To do: Copy all lines holding the word "text" from the entries.

Available data:

>>>>>

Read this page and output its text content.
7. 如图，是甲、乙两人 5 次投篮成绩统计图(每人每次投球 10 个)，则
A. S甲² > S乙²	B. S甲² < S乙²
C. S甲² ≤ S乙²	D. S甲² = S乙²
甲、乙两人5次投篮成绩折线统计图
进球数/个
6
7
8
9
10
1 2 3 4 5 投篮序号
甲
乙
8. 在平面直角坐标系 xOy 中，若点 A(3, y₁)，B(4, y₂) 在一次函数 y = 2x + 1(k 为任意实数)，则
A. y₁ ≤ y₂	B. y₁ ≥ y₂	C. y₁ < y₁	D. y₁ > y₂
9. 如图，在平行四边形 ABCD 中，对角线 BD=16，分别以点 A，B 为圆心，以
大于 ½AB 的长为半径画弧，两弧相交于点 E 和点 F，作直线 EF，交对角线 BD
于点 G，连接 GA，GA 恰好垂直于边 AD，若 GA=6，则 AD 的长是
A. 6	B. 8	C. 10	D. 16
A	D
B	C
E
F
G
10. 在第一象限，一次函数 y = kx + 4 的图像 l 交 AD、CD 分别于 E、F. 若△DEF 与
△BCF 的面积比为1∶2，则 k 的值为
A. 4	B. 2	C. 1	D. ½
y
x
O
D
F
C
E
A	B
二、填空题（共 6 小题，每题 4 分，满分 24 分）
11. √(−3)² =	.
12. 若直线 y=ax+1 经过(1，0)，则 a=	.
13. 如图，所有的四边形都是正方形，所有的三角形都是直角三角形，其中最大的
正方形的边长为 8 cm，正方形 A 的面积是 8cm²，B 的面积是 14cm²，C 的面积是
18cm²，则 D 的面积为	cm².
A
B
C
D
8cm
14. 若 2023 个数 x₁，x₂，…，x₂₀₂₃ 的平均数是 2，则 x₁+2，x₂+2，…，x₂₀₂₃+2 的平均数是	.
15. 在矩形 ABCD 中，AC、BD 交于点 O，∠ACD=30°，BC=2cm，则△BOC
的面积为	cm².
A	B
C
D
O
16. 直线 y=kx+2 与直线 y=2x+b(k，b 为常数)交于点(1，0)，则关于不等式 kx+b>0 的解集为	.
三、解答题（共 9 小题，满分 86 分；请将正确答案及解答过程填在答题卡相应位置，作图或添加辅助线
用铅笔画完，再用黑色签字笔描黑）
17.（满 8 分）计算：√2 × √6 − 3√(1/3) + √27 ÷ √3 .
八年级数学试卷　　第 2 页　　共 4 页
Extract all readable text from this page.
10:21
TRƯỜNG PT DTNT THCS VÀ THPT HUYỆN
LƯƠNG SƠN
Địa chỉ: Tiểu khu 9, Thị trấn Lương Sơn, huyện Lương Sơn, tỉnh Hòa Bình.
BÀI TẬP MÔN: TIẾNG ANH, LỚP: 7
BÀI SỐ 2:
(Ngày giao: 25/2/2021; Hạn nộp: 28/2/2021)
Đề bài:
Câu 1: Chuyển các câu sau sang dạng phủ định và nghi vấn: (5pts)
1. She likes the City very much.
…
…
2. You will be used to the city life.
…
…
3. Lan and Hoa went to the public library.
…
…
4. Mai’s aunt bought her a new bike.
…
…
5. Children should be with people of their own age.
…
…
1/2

<<<<<

Finished exercise:
Read this page and output its text content.
Extract all readable text from this page.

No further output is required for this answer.